§ **Task goal**
Locate the string "title" throughout the material and copy every line in which it occurs.

§ **Records for this task**
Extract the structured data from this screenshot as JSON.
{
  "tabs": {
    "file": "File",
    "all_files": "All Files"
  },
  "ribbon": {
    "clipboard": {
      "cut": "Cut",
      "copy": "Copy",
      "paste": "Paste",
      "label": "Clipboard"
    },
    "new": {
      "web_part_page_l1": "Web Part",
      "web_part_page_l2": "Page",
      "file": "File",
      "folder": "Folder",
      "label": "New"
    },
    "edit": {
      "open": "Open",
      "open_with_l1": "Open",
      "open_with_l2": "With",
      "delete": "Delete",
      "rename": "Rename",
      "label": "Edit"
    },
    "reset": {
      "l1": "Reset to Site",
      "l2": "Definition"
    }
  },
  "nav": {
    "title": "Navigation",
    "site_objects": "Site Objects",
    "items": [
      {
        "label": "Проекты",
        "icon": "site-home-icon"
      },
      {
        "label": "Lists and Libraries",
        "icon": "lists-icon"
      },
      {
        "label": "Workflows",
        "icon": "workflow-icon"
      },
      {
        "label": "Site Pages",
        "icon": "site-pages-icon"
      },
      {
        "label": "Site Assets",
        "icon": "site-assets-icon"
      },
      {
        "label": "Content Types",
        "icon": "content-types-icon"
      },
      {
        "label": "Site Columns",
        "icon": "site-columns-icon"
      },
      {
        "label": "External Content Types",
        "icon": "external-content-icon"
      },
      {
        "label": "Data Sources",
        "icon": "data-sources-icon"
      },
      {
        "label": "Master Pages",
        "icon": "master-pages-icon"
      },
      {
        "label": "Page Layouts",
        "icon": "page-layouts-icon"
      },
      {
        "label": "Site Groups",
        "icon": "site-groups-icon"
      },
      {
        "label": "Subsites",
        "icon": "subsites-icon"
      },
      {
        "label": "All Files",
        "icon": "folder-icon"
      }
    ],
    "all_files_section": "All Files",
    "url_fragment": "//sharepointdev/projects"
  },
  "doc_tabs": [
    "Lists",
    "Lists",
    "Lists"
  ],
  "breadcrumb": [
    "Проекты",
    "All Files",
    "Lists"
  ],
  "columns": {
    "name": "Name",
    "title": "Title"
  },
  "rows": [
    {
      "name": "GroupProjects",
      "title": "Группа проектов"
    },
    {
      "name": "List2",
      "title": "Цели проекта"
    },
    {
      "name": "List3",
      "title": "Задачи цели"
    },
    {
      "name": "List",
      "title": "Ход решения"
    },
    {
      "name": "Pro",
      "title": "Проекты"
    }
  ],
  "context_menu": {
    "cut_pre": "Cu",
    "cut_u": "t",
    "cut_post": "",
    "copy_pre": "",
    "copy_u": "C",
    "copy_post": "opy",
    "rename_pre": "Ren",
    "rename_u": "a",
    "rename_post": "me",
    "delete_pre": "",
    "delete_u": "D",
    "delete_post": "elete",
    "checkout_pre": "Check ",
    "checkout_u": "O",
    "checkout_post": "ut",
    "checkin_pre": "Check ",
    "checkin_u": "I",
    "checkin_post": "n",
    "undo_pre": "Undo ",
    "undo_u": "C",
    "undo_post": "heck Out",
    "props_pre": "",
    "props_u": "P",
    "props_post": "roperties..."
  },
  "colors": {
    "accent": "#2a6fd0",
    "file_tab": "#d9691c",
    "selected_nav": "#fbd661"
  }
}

§ **Output for this task**
    "title": "Navigation",
    "title": "Title"
      "title": "Группа проектов"
      "title": "Цели проекта"
      "title": "Задачи цели"
      "title": "Ход решения"
      "title": "Проекты"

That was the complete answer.